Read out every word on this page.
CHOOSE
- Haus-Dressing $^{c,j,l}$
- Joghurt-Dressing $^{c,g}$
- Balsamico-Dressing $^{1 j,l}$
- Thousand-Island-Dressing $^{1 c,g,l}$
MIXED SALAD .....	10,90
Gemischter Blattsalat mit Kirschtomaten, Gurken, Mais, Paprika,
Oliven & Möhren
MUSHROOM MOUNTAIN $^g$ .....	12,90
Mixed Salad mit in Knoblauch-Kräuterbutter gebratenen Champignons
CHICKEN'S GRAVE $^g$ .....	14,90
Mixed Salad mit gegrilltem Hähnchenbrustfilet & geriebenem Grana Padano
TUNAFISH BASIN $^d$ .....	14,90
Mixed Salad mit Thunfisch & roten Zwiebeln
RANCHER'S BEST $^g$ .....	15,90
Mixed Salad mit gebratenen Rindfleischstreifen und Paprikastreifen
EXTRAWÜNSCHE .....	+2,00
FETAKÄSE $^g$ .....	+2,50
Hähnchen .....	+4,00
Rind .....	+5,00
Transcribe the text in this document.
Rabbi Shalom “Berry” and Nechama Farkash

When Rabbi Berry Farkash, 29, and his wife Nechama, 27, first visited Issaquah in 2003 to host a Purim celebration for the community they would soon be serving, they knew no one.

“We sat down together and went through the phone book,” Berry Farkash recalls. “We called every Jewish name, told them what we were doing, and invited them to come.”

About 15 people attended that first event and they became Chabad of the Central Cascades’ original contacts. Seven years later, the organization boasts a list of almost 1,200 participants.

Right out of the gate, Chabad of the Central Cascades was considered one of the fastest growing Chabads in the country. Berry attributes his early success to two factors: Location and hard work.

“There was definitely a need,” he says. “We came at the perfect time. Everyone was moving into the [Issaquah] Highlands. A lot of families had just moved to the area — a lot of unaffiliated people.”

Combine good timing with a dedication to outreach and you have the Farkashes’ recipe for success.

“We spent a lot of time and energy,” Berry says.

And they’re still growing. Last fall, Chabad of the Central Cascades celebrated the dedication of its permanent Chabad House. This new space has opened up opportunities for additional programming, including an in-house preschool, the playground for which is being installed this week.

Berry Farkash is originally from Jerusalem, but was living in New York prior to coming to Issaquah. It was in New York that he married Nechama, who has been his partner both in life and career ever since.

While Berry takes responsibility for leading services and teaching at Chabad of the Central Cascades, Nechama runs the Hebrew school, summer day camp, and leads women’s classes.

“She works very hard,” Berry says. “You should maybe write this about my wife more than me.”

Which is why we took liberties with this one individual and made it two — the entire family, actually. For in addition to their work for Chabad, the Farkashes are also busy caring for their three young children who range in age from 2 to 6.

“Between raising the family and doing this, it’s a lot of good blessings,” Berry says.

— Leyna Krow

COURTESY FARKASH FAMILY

**WRITTEN REQUEST:**
Go through the listing above and locate each line that holds the word "Cascades". Copy those lines.

**THE COMPLETED TASK:**
About 15 people attended that first event and they became Chabad of the Central Cascades’ original contacts. Seven years later, the organization boasts a list of almost 1,200 participants.
Right out of the gate, Chabad of the Central Cascades was considered one of the fastest growing Chabads in the country. Berry attributes his early success to two factors: Location and hard work.
And they’re still growing. Last fall, Chabad of the Central Cascades celebrated the dedication of its permanent Chabad House. This new space has opened up opportunities for additional programming, including an in-house preschool, the playground for which is being installed this week.
While Berry takes responsibility for leading services and teaching at Chabad of the Central Cascades, Nechama runs the Hebrew school, summer day camp, and leads women’s classes.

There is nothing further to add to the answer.